• WHAT TO WORK ON: Copy every line in which the string "Christmas" occurs.

--- THE INPUT ---

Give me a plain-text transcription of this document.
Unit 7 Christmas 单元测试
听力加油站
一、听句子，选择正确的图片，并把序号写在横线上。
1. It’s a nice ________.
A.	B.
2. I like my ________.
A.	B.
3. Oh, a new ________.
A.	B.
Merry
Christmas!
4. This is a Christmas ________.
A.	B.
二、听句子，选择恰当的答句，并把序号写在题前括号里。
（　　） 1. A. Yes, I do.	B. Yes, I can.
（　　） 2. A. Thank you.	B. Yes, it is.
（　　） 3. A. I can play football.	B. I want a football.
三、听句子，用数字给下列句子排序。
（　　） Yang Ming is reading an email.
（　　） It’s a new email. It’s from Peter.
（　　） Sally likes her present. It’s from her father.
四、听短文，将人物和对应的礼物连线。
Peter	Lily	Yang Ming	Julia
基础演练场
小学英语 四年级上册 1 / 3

---

• SOLVED EXERCISE:
Unit 7 Christmas 单元测试
Christmas!
4. This is a Christmas ________.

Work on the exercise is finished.